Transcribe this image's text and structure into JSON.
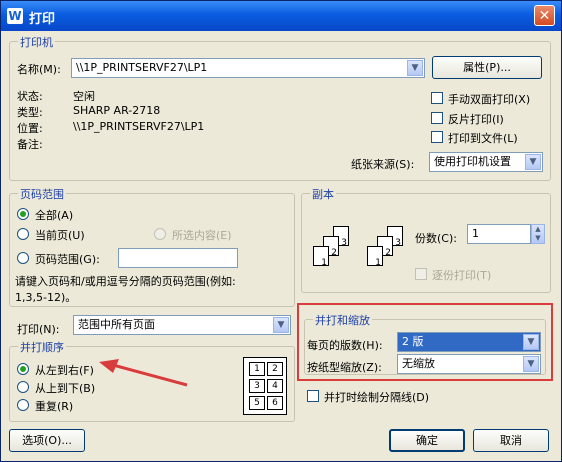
{
  "window": {
    "title": "打印",
    "app_icon": "W"
  },
  "printer": {
    "group_label": "打印机",
    "name_label": "名称(M):",
    "name_value": "\\\\1P_PRINTSERVF27\\LP1",
    "properties_button": "属性(P)...",
    "status_label": "状态:",
    "status_value": "空闲",
    "type_label": "类型:",
    "type_value": "SHARP AR-2718",
    "location_label": "位置:",
    "location_value": "\\\\1P_PRINTSERVF27\\LP1",
    "comment_label": "备注:",
    "manual_duplex": "手动双面打印(X)",
    "mirror": "反片打印(I)",
    "print_to_file": "打印到文件(L)",
    "paper_source_label": "纸张来源(S):",
    "paper_source_value": "使用打印机设置"
  },
  "page_range": {
    "group_label": "页码范围",
    "all": "全部(A)",
    "current": "当前页(U)",
    "selection": "所选内容(E)",
    "pages": "页码范围(G):",
    "pages_value": "",
    "hint_line1": "请键入页码和/或用逗号分隔的页码范围(例如:",
    "hint_line2": "1,3,5-12)。"
  },
  "print_what": {
    "label": "打印(N):",
    "value": "范围中所有页面"
  },
  "order": {
    "group_label": "并打顺序",
    "left_to_right": "从左到右(F)",
    "top_to_bottom": "从上到下(B)",
    "repeat": "重复(R)",
    "preview_numbers": [
      "1",
      "2",
      "3",
      "4",
      "5",
      "6"
    ]
  },
  "copies": {
    "group_label": "副本",
    "count_label": "份数(C):",
    "count_value": "1",
    "collate": "逐份打印(T)",
    "stack_numbers": [
      "1",
      "2",
      "3"
    ]
  },
  "zoom": {
    "group_label": "并打和缩放",
    "pages_per_sheet_label": "每页的版数(H):",
    "pages_per_sheet_value": "2 版",
    "scale_label": "按纸型缩放(Z):",
    "scale_value": "无缩放",
    "highlight_color": "#d93c3c"
  },
  "draw_separator": "并打时绘制分隔线(D)",
  "options_button": "选项(O)...",
  "ok_button": "确定",
  "cancel_button": "取消"
}
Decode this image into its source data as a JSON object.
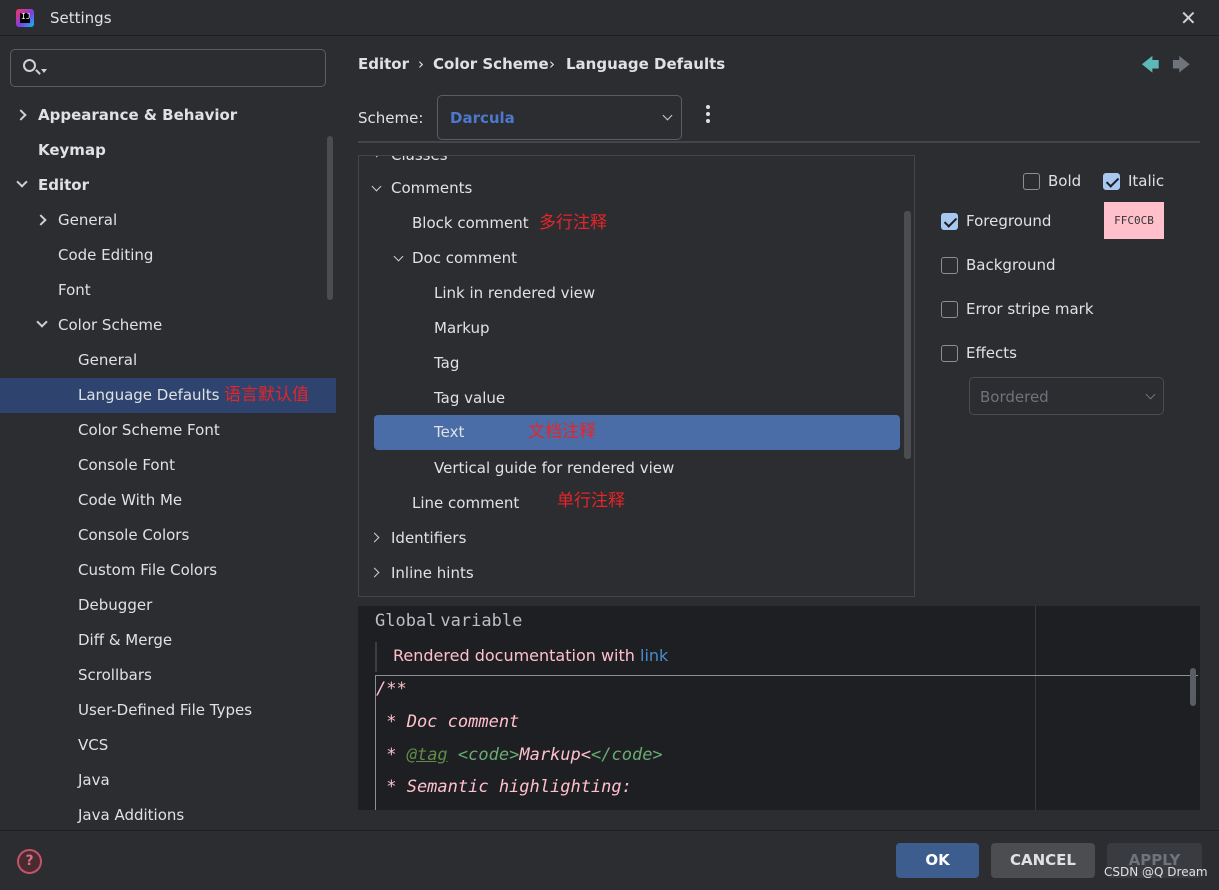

● **PROBLEM REQUIREMENTS**: Using the listing, collect all lines in which the string "image" is found.

● **SOLUTION TO THIS PROBLEM**:
Transcribe this image's text and structure into JSON.
Decode this image into its source data as a JSON object.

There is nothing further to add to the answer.